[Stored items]
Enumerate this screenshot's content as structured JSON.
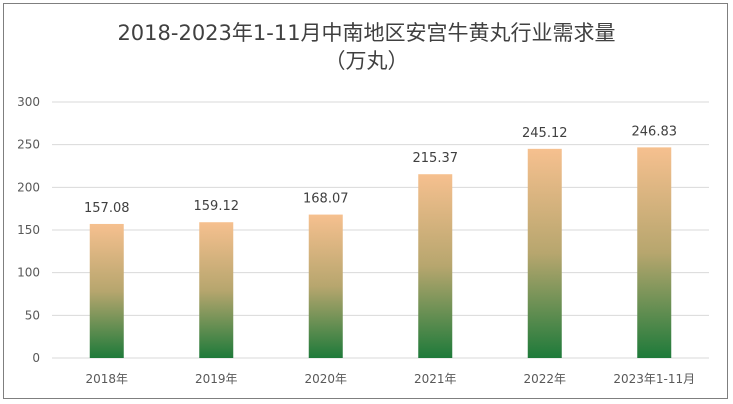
{
  "chart_data": {
    "type": "bar",
    "title_line1": "2018-2023年1-11月中南地区安宫牛黄丸行业需求量",
    "title_line2": "（万丸）",
    "categories": [
      "2018年",
      "2019年",
      "2020年",
      "2021年",
      "2022年",
      "2023年1-11月"
    ],
    "values": [
      157.08,
      159.12,
      168.07,
      215.37,
      245.12,
      246.83
    ],
    "data_labels": [
      "157.08",
      "159.12",
      "168.07",
      "215.37",
      "245.12",
      "246.83"
    ],
    "y_ticks": [
      "0",
      "50",
      "100",
      "150",
      "200",
      "250",
      "300"
    ],
    "ylim": [
      0,
      300
    ],
    "grid": true,
    "legend": "none",
    "bar_gradient": {
      "top": "#f6c08f",
      "middle": "#b7a66e",
      "bottom": "#1e7a3a"
    }
  }
}
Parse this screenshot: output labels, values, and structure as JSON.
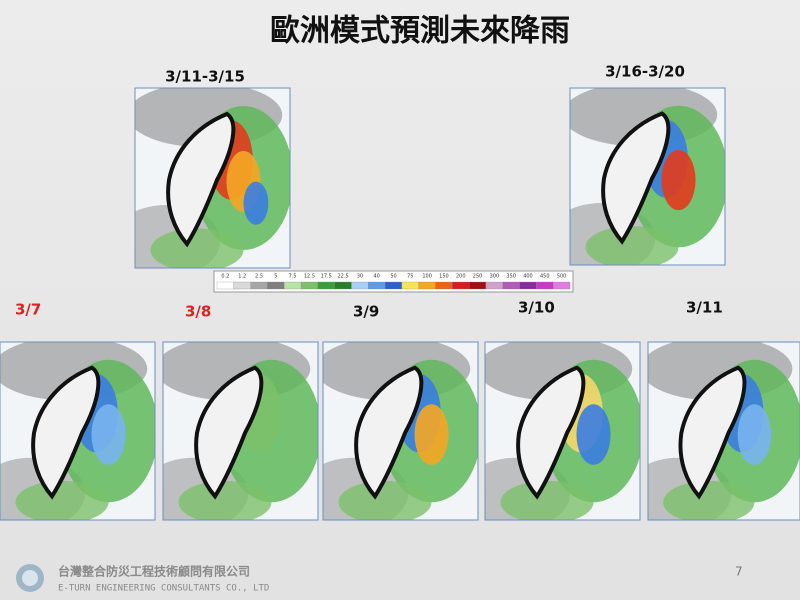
{
  "title": "歐洲模式預測未來降雨",
  "maps": [
    {
      "label": "3/11-3/15"
    },
    {
      "label": "3/16-3/20"
    },
    {
      "label": "3/7"
    },
    {
      "label": "3/8"
    },
    {
      "label": "3/9"
    },
    {
      "label": "3/10"
    },
    {
      "label": "3/11"
    }
  ],
  "legend": [
    "0.2",
    "1.2",
    "2.5",
    "5",
    "7.5",
    "12.5",
    "17.5",
    "22.5",
    "30",
    "40",
    "50",
    "75",
    "100",
    "150",
    "200",
    "250",
    "300",
    "350",
    "400",
    "450",
    "500"
  ],
  "footer": {
    "company": "台灣整合防災工程技術顧問有限公司",
    "company_en": "E-TURN ENGINEERING CONSULTANTS CO., LTD",
    "page": "7"
  }
}
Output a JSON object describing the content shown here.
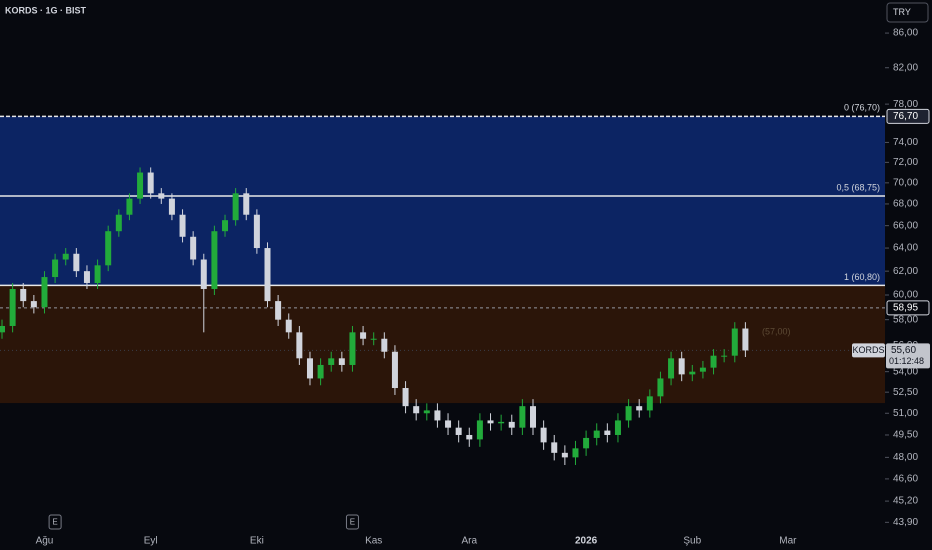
{
  "header": {
    "symbol": "KORDS · 1G · BIST",
    "currency": "TRY"
  },
  "chart_data": {
    "type": "candlestick",
    "categories": [
      null,
      null,
      null,
      null,
      "Ağu",
      null,
      null,
      null,
      null,
      null,
      null,
      null,
      null,
      null,
      "Eyl",
      null,
      null,
      null,
      null,
      null,
      null,
      null,
      null,
      null,
      "Eki",
      null,
      null,
      null,
      null,
      null,
      null,
      null,
      null,
      null,
      null,
      "Kas",
      null,
      null,
      null,
      null,
      null,
      null,
      null,
      null,
      "Ara",
      null,
      null,
      null,
      null,
      null,
      null,
      null,
      null,
      null,
      null,
      "2026",
      null,
      null,
      null,
      null,
      null,
      null,
      null,
      null,
      null,
      "Şub",
      null,
      null,
      null,
      null,
      null,
      null,
      null,
      null,
      "Mar"
    ],
    "open": [
      57,
      57.5,
      60.5,
      59.5,
      59,
      61.5,
      63,
      63.5,
      62,
      61,
      62.5,
      65.5,
      67,
      68.5,
      71,
      69,
      68.5,
      67,
      65,
      63,
      60.5,
      65.5,
      66.5,
      69,
      67,
      64,
      59.5,
      58,
      57,
      55,
      53.5,
      54.5,
      55,
      54.5,
      57,
      56.5,
      56.5,
      55.5,
      52.8,
      51.5,
      51,
      51.2,
      50.5,
      50,
      49.5,
      49.2,
      50.5,
      50.3,
      50.4,
      50,
      51.5,
      50,
      49,
      48.3,
      48,
      48.6,
      49.3,
      49.8,
      49.5,
      50.5,
      51.5,
      51.2,
      52.2,
      53.5,
      55,
      53.8,
      54,
      54.3,
      55.2,
      55.2,
      57.3,
      null,
      null,
      null,
      null
    ],
    "high": [
      58,
      61,
      61,
      60,
      62,
      63.5,
      64,
      64,
      62.5,
      63,
      66,
      67.5,
      69,
      71.5,
      71.5,
      69.5,
      69,
      67.5,
      65.5,
      63.5,
      66,
      67,
      69.5,
      69.5,
      67.5,
      64.5,
      60,
      58.5,
      57.5,
      55.5,
      55,
      55.5,
      55.5,
      57.5,
      57.5,
      57,
      57,
      56,
      53.3,
      52,
      51.7,
      51.7,
      51,
      50.5,
      50,
      51,
      51,
      50.9,
      50.9,
      52,
      52,
      50.5,
      49.5,
      48.8,
      49.1,
      49.8,
      50.3,
      50.3,
      51,
      52,
      52,
      52.7,
      54,
      55.5,
      55.5,
      54.5,
      54.8,
      55.7,
      55.7,
      57.8,
      57.8,
      null,
      null,
      null,
      null
    ],
    "low": [
      56.5,
      57,
      59,
      58.5,
      58.5,
      61,
      62.5,
      61.5,
      60.5,
      60.5,
      62,
      65,
      66.5,
      68,
      68.5,
      68,
      66.5,
      64.5,
      62.5,
      57,
      60,
      65,
      66,
      66.5,
      63.5,
      59,
      57.5,
      56.5,
      54.5,
      53,
      53,
      54,
      54,
      54,
      56,
      56,
      55,
      52.3,
      51,
      50.5,
      50.5,
      50,
      49.5,
      49,
      48.7,
      48.7,
      49.8,
      49.8,
      49.5,
      49.5,
      49.5,
      48.5,
      47.8,
      47.5,
      47.5,
      48.1,
      48.8,
      49,
      49,
      50,
      50.7,
      50.7,
      51.7,
      53,
      53.3,
      53.3,
      53.5,
      53.8,
      54.7,
      54.7,
      55.1,
      null,
      null,
      null,
      null
    ],
    "close": [
      57.5,
      60.5,
      59.5,
      59,
      61.5,
      63,
      63.5,
      62,
      61,
      62.5,
      65.5,
      67,
      68.5,
      71,
      69,
      68.5,
      67,
      65,
      63,
      60.5,
      65.5,
      66.5,
      69,
      67,
      64,
      59.5,
      58,
      57,
      55,
      53.5,
      54.5,
      55,
      54.5,
      57,
      56.5,
      56.5,
      55.5,
      52.8,
      51.5,
      51,
      51.2,
      50.5,
      50,
      49.5,
      49.2,
      50.5,
      50.3,
      50.4,
      50,
      51.5,
      50,
      49,
      48.3,
      48,
      48.6,
      49.3,
      49.8,
      49.5,
      50.5,
      51.5,
      51.2,
      52.2,
      53.5,
      55,
      53.8,
      54,
      54.3,
      55.2,
      55.2,
      57.3,
      55.6,
      null,
      null,
      null,
      null
    ],
    "up_color": "#22ab3b",
    "down_color": "#d1d4dc",
    "ylim": [
      43.44,
      90
    ],
    "log_scale": true,
    "yticks": [
      {
        "value": 86,
        "label": "86,00"
      },
      {
        "value": 82,
        "label": "82,00"
      },
      {
        "value": 78,
        "label": "78,00"
      },
      {
        "value": 74,
        "label": "74,00"
      },
      {
        "value": 72,
        "label": "72,00"
      },
      {
        "value": 70,
        "label": "70,00"
      },
      {
        "value": 68,
        "label": "68,00"
      },
      {
        "value": 66,
        "label": "66,00"
      },
      {
        "value": 64,
        "label": "64,00"
      },
      {
        "value": 62,
        "label": "62,00"
      },
      {
        "value": 60,
        "label": "60,00"
      },
      {
        "value": 58,
        "label": "58,00"
      },
      {
        "value": 56,
        "label": "56,00"
      },
      {
        "value": 54,
        "label": "54,00"
      },
      {
        "value": 52.5,
        "label": "52,50"
      },
      {
        "value": 51,
        "label": "51,00"
      },
      {
        "value": 49.5,
        "label": "49,50"
      },
      {
        "value": 48,
        "label": "48,00"
      },
      {
        "value": 46.6,
        "label": "46,60"
      },
      {
        "value": 45.2,
        "label": "45,20"
      },
      {
        "value": 43.9,
        "label": "43,90"
      }
    ],
    "levels": [
      {
        "value": 76.7,
        "label": "0 (76,70)",
        "axis_label": "76,70"
      },
      {
        "value": 68.75,
        "label": "0,5 (68,75)"
      },
      {
        "value": 60.8,
        "label": "1 (60,80)"
      }
    ],
    "zone_colors": [
      "#0c2463",
      "#2b1509"
    ],
    "zone_bottom": 51.72,
    "reference_line": {
      "value": 58.95,
      "label": "58,95"
    },
    "last_price": {
      "value": 55.6,
      "label": "55,60",
      "countdown": "01:12:48",
      "symbol_tag": "KORDS"
    },
    "annotation": {
      "value": 57,
      "label": "(57,00)"
    },
    "earnings": [
      {
        "category_index": 5,
        "label": "E"
      },
      {
        "category_index": 33,
        "label": "E"
      }
    ]
  }
}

DIRECTIONS -
For this exercise, gather every line of the data that contains the word "content".

SOLUTION TO THE EXERCISE -
Enumerate this screenshot's content as structured JSON.
Output a JSON object describing the content shown here.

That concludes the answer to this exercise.